## Exercise requirements
What follows is a set of records; restate each one word for word and drop the pictures.

------ Records for this task ------

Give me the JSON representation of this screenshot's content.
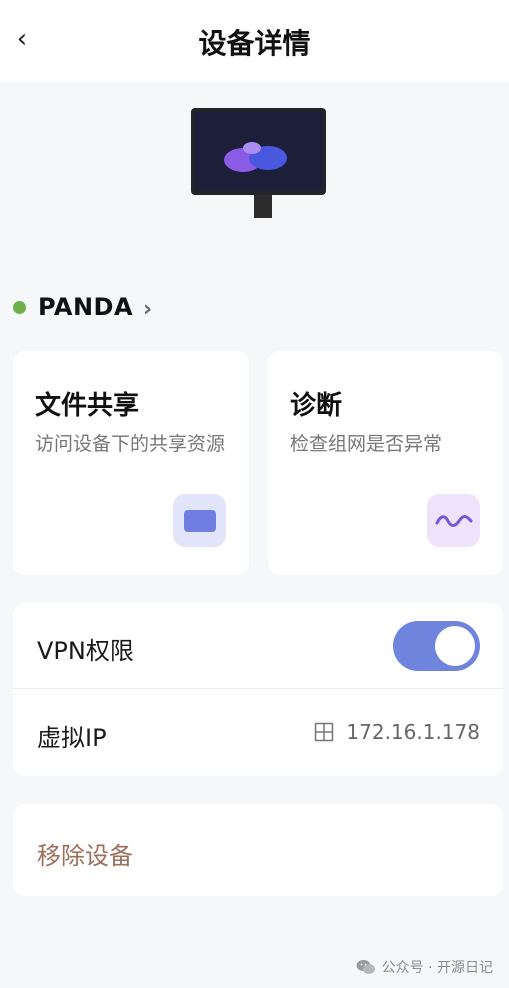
{
  "header": {
    "back_icon": "chevron-left-icon",
    "back_glyph": "‹",
    "title": "设备详情"
  },
  "device": {
    "name": "PANDA",
    "status_color": "#6fb04a",
    "chevron_glyph": "›"
  },
  "cards": {
    "file_share": {
      "title": "文件共享",
      "description": "访问设备下的共享资源",
      "icon": "folder-icon"
    },
    "diagnose": {
      "title": "诊断",
      "description": "检查组网是否异常",
      "icon": "wave-icon"
    }
  },
  "settings": {
    "vpn": {
      "label": "VPN权限",
      "enabled": true
    },
    "virtual_ip": {
      "label": "虚拟IP",
      "value": "172.16.1.178",
      "icon": "grid-icon"
    }
  },
  "remove": {
    "label": "移除设备"
  },
  "watermark": {
    "text": "公众号 · 开源日记",
    "icon": "wechat-icon"
  },
  "colors": {
    "accent": "#6f84dd",
    "remove_text": "#9b6f5c",
    "background": "#f6f7f9"
  }
}
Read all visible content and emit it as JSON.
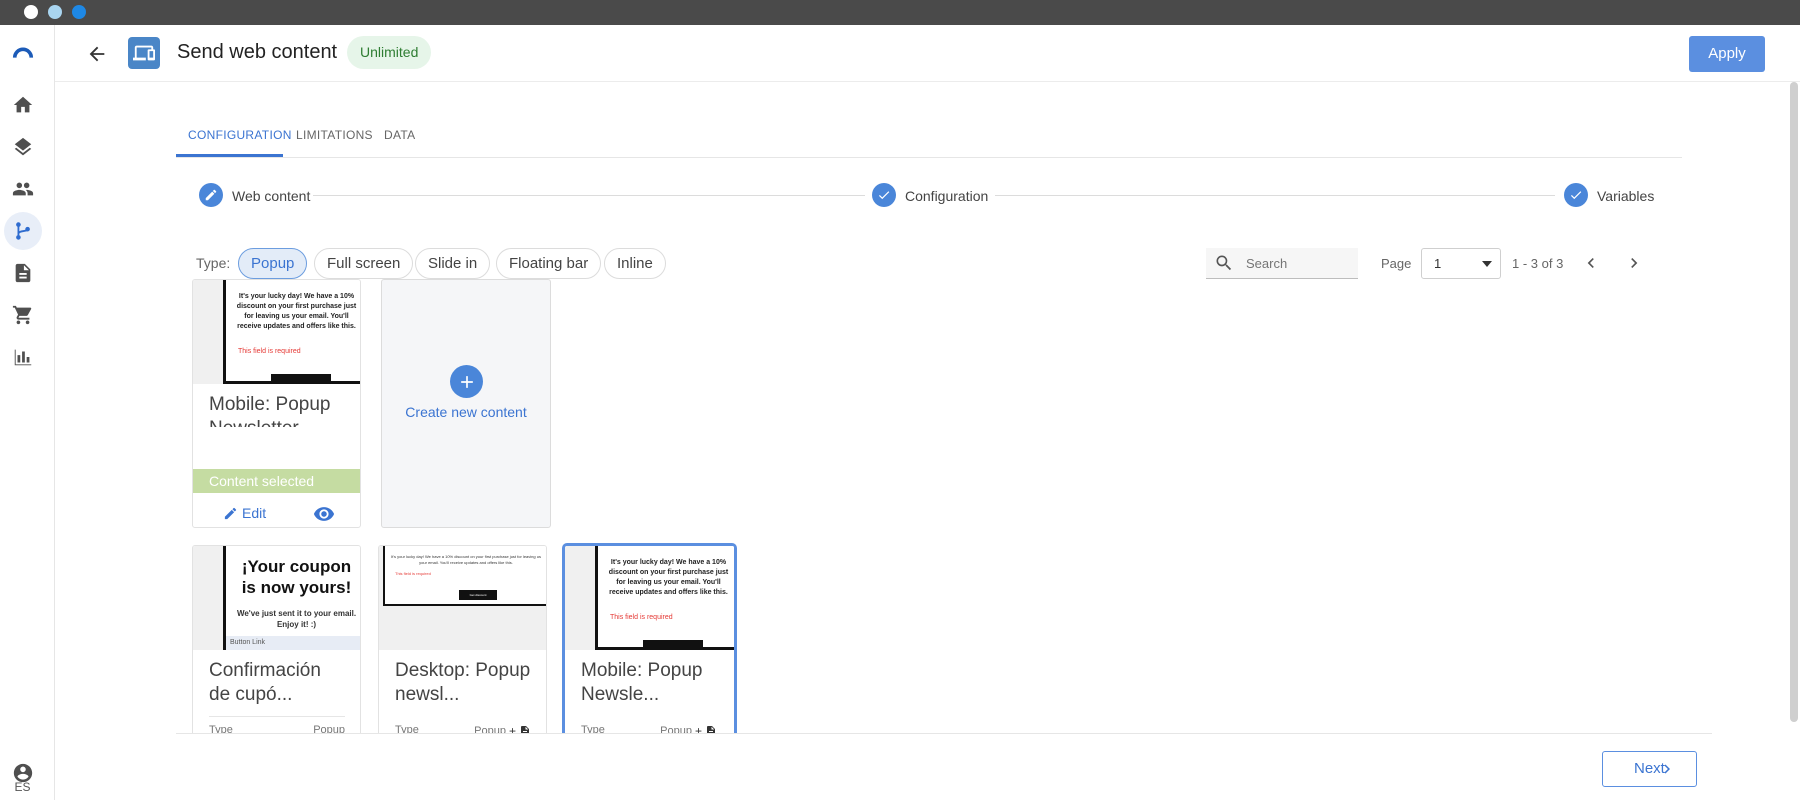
{
  "header": {
    "title": "Send web content",
    "badge": "Unlimited",
    "apply_label": "Apply"
  },
  "rail": {
    "items": [
      "logo-icon",
      "home-icon",
      "layers-icon",
      "people-icon",
      "flow-icon",
      "document-icon",
      "cart-icon",
      "bar-chart-icon"
    ],
    "active": "flow-icon",
    "language": "ES"
  },
  "tabs": [
    {
      "label": "CONFIGURATION",
      "active": true
    },
    {
      "label": "LIMITATIONS",
      "active": false
    },
    {
      "label": "DATA",
      "active": false
    }
  ],
  "stepper": [
    {
      "label": "Web content",
      "icon": "pencil-icon"
    },
    {
      "label": "Configuration",
      "icon": "check-icon"
    },
    {
      "label": "Variables",
      "icon": "check-icon"
    }
  ],
  "filters": {
    "type_label": "Type:",
    "chips": [
      "Popup",
      "Full screen",
      "Slide in",
      "Floating bar",
      "Inline"
    ],
    "active_chip": "Popup",
    "search_placeholder": "Search",
    "page_label": "Page",
    "page_value": "1",
    "range": "1 - 3 of 3"
  },
  "selected_card": {
    "title_line1": "Mobile: Popup",
    "title_line2": "Newsletter",
    "status": "Content selected",
    "edit_label": "Edit",
    "preview_text": "It's your lucky day! We have a 10% discount on your first purchase just for leaving us your email. You'll receive updates and offers like this.",
    "error_text": "This field is required"
  },
  "create_card": {
    "label": "Create new content"
  },
  "cards": [
    {
      "title_line1": "Confirmación",
      "title_line2": "de cupó...",
      "type_label": "Type",
      "type_value": "Popup",
      "preview_title": "¡Your coupon is now yours!",
      "preview_sub": "We've just sent it to your email. Enjoy it! :)",
      "preview_link": "Button Link"
    },
    {
      "title_line1": "Desktop: Popup",
      "title_line2": "newsl...",
      "type_label": "Type",
      "type_value": "Popup",
      "preview_text": "It's your lucky day! We have a 10% discount on your first purchase just for leaving us your email. You'll receive updates and offers like this.",
      "preview_error": "This field is required",
      "preview_button": "Get discount"
    },
    {
      "title_line1": "Mobile: Popup",
      "title_line2": "Newsle...",
      "type_label": "Type",
      "type_value": "Popup",
      "preview_text": "It's your lucky day! We have a 10% discount on your first purchase just for leaving us your email. You'll receive updates and offers like this.",
      "preview_error": "This field is required"
    }
  ],
  "footer": {
    "next_label": "Next"
  },
  "colors": {
    "primary": "#5b8fe0",
    "accent_text": "#3b74d1",
    "badge_bg": "#e6f5e9",
    "badge_text": "#2e7d32",
    "selected_bar": "#c5dca2"
  }
}
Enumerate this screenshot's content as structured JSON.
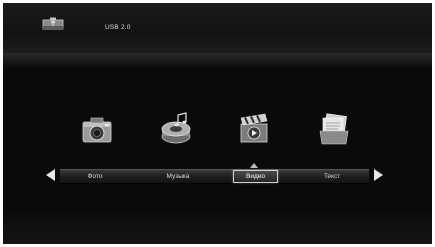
{
  "header": {
    "device_label": "USB 2.0",
    "device_icon": "usb-drive-icon"
  },
  "menu": {
    "items": [
      {
        "label": "Фото",
        "icon": "camera-icon",
        "selected": false
      },
      {
        "label": "Музыка",
        "icon": "music-player-icon",
        "selected": false
      },
      {
        "label": "Видео",
        "icon": "film-clapper-icon",
        "selected": true
      },
      {
        "label": "Текст",
        "icon": "documents-icon",
        "selected": false
      }
    ]
  },
  "navigation": {
    "left_arrow_icon": "arrow-left-icon",
    "right_arrow_icon": "arrow-right-icon"
  },
  "colors": {
    "background": "#0a0a0a",
    "text": "#dcdcdc",
    "highlight_border": "#cfcfcf"
  }
}
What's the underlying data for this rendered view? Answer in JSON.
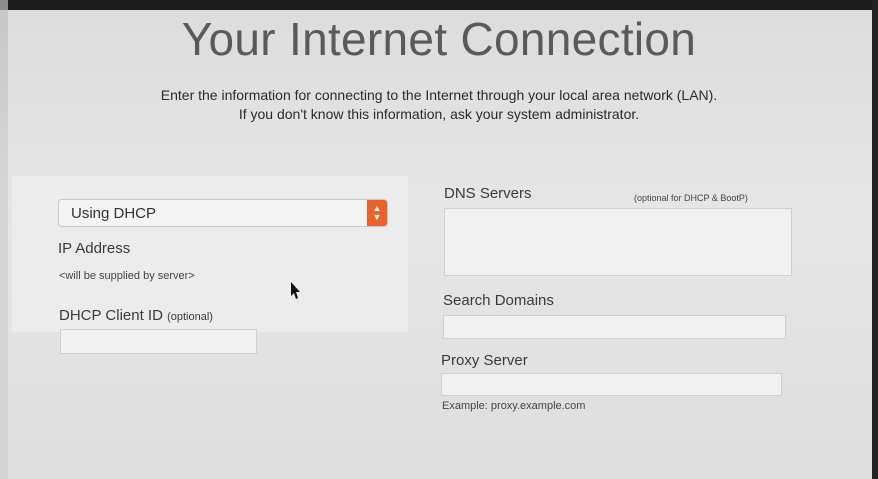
{
  "header": {
    "title": "Your Internet Connection",
    "subtitle_line1": "Enter the information for connecting to the Internet through your local area network (LAN).",
    "subtitle_line2": "If you don't know this information, ask your system administrator."
  },
  "left": {
    "config_method": "Using DHCP",
    "ip_label": "IP Address",
    "ip_value": "<will be supplied by server>",
    "dhcp_label": "DHCP Client ID",
    "dhcp_optional": "(optional)",
    "dhcp_value": ""
  },
  "right": {
    "dns_label": "DNS Servers",
    "dns_note": "(optional for DHCP & BootP)",
    "dns_value": "",
    "search_label": "Search Domains",
    "search_value": "",
    "proxy_label": "Proxy Server",
    "proxy_value": "",
    "proxy_example": "Example: proxy.example.com"
  },
  "colors": {
    "popup_accent": "#e9622a"
  },
  "icons": {
    "popup_arrows": "updown-chevron-icon",
    "cursor": "mouse-pointer-icon"
  }
}
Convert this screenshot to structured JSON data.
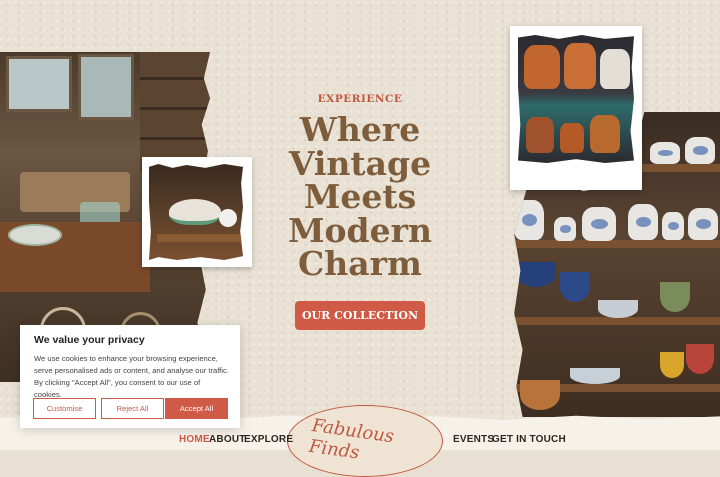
{
  "hero": {
    "eyebrow": "EXPERIENCE",
    "headline_lines": [
      "Where",
      "Vintage",
      "Meets",
      "Modern",
      "Charm"
    ],
    "cta_label": "OUR COLLECTION"
  },
  "nav": {
    "items": [
      {
        "label": "HOME",
        "active": true
      },
      {
        "label": "ABOUT",
        "active": false
      },
      {
        "label": "EXPLORE",
        "active": false
      },
      {
        "label": "EVENTS",
        "active": false
      },
      {
        "label": "GET IN TOUCH",
        "active": false
      }
    ],
    "logo_text": "Fabulous Finds"
  },
  "cookie_banner": {
    "title": "We value your privacy",
    "body": "We use cookies to enhance your browsing experience, serve personalised ads or content, and analyse our traffic. By clicking \"Accept All\", you consent to our use of cookies.",
    "buttons": {
      "customise": "Customise",
      "reject": "Reject All",
      "accept": "Accept All"
    }
  },
  "colors": {
    "accent": "#cf5a45",
    "heading": "#7e5d3c",
    "background": "#e9e2d4"
  }
}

------

## Result of the task
Give me the JSON representation of this screenshot's content.
{
  "header": {
    "back_icon": "chevron-left-icon",
    "back_glyph": "‹",
    "title": "设备详情"
  },
  "device": {
    "name": "PANDA",
    "status_color": "#6fb04a",
    "chevron_glyph": "›"
  },
  "cards": {
    "file_share": {
      "title": "文件共享",
      "description": "访问设备下的共享资源",
      "icon": "folder-icon"
    },
    "diagnose": {
      "title": "诊断",
      "description": "检查组网是否异常",
      "icon": "wave-icon"
    }
  },
  "settings": {
    "vpn": {
      "label": "VPN权限",
      "enabled": true
    },
    "virtual_ip": {
      "label": "虚拟IP",
      "value": "172.16.1.178",
      "icon": "grid-icon"
    }
  },
  "remove": {
    "label": "移除设备"
  },
  "watermark": {
    "text": "公众号 · 开源日记",
    "icon": "wechat-icon"
  },
  "colors": {
    "accent": "#6f84dd",
    "remove_text": "#9b6f5c",
    "background": "#f6f7f9"
  }
}
Read all visible content and emit it as JSON.
{
  "header": {
    "title": "Send web content",
    "badge": "Unlimited",
    "apply_label": "Apply"
  },
  "rail": {
    "items": [
      "logo-icon",
      "home-icon",
      "layers-icon",
      "people-icon",
      "flow-icon",
      "document-icon",
      "cart-icon",
      "bar-chart-icon"
    ],
    "active": "flow-icon",
    "language": "ES"
  },
  "tabs": [
    {
      "label": "CONFIGURATION",
      "active": true
    },
    {
      "label": "LIMITATIONS",
      "active": false
    },
    {
      "label": "DATA",
      "active": false
    }
  ],
  "stepper": [
    {
      "label": "Web content",
      "icon": "pencil-icon"
    },
    {
      "label": "Configuration",
      "icon": "check-icon"
    },
    {
      "label": "Variables",
      "icon": "check-icon"
    }
  ],
  "filters": {
    "type_label": "Type:",
    "chips": [
      "Popup",
      "Full screen",
      "Slide in",
      "Floating bar",
      "Inline"
    ],
    "active_chip": "Popup",
    "search_placeholder": "Search",
    "page_label": "Page",
    "page_value": "1",
    "range": "1 - 3 of 3"
  },
  "selected_card": {
    "title_line1": "Mobile: Popup",
    "title_line2": "Newsletter",
    "status": "Content selected",
    "edit_label": "Edit",
    "preview_text": "It's your lucky day! We have a 10% discount on your first purchase just for leaving us your email. You'll receive updates and offers like this.",
    "error_text": "This field is required"
  },
  "create_card": {
    "label": "Create new content"
  },
  "cards": [
    {
      "title_line1": "Confirmación",
      "title_line2": "de cupó...",
      "type_label": "Type",
      "type_value": "Popup",
      "preview_title": "¡Your coupon is now yours!",
      "preview_sub": "We've just sent it to your email. Enjoy it! :)",
      "preview_link": "Button Link"
    },
    {
      "title_line1": "Desktop: Popup",
      "title_line2": "newsl...",
      "type_label": "Type",
      "type_value": "Popup",
      "preview_text": "It's your lucky day! We have a 10% discount on your first purchase just for leaving us your email. You'll receive updates and offers like this.",
      "preview_error": "This field is required",
      "preview_button": "Get discount"
    },
    {
      "title_line1": "Mobile: Popup",
      "title_line2": "Newsle...",
      "type_label": "Type",
      "type_value": "Popup",
      "preview_text": "It's your lucky day! We have a 10% discount on your first purchase just for leaving us your email. You'll receive updates and offers like this.",
      "preview_error": "This field is required"
    }
  ],
  "footer": {
    "next_label": "Next"
  },
  "colors": {
    "primary": "#5b8fe0",
    "accent_text": "#3b74d1",
    "badge_bg": "#e6f5e9",
    "badge_text": "#2e7d32",
    "selected_bar": "#c5dca2"
  }
}
Enumerate this screenshot's content as structured JSON.
{
  "header": {
    "device_label": "USB 2.0",
    "device_icon": "usb-drive-icon"
  },
  "menu": {
    "items": [
      {
        "label": "Фото",
        "icon": "camera-icon",
        "selected": false
      },
      {
        "label": "Музыка",
        "icon": "music-player-icon",
        "selected": false
      },
      {
        "label": "Видео",
        "icon": "film-clapper-icon",
        "selected": true
      },
      {
        "label": "Текст",
        "icon": "documents-icon",
        "selected": false
      }
    ]
  },
  "navigation": {
    "left_arrow_icon": "arrow-left-icon",
    "right_arrow_icon": "arrow-right-icon"
  },
  "colors": {
    "background": "#0a0a0a",
    "text": "#dcdcdc",
    "highlight_border": "#cfcfcf"
  }
}
What's the underlying data for this rendered view? Answer in JSON.
{
  "header": {
    "title": "Your Internet Connection",
    "subtitle_line1": "Enter the information for connecting to the Internet through your local area network (LAN).",
    "subtitle_line2": "If you don't know this information, ask your system administrator."
  },
  "left": {
    "config_method": "Using DHCP",
    "ip_label": "IP Address",
    "ip_value": "<will be supplied by server>",
    "dhcp_label": "DHCP Client ID",
    "dhcp_optional": "(optional)",
    "dhcp_value": ""
  },
  "right": {
    "dns_label": "DNS Servers",
    "dns_note": "(optional for DHCP & BootP)",
    "dns_value": "",
    "search_label": "Search Domains",
    "search_value": "",
    "proxy_label": "Proxy Server",
    "proxy_value": "",
    "proxy_example": "Example: proxy.example.com"
  },
  "colors": {
    "popup_accent": "#e9622a"
  },
  "icons": {
    "popup_arrows": "updown-chevron-icon",
    "cursor": "mouse-pointer-icon"
  }
}
Convert this screenshot to structured JSON data.
{
  "hero": {
    "eyebrow": "EXPERIENCE",
    "headline_lines": [
      "Where",
      "Vintage",
      "Meets",
      "Modern",
      "Charm"
    ],
    "cta_label": "OUR COLLECTION"
  },
  "nav": {
    "items": [
      {
        "label": "HOME",
        "active": true
      },
      {
        "label": "ABOUT",
        "active": false
      },
      {
        "label": "EXPLORE",
        "active": false
      },
      {
        "label": "EVENTS",
        "active": false
      },
      {
        "label": "GET IN TOUCH",
        "active": false
      }
    ],
    "logo_text": "Fabulous Finds"
  },
  "cookie_banner": {
    "title": "We value your privacy",
    "body": "We use cookies to enhance your browsing experience, serve personalised ads or content, and analyse our traffic. By clicking \"Accept All\", you consent to our use of cookies.",
    "buttons": {
      "customise": "Customise",
      "reject": "Reject All",
      "accept": "Accept All"
    }
  },
  "colors": {
    "accent": "#cf5a45",
    "heading": "#7e5d3c",
    "background": "#e9e2d4"
  }
}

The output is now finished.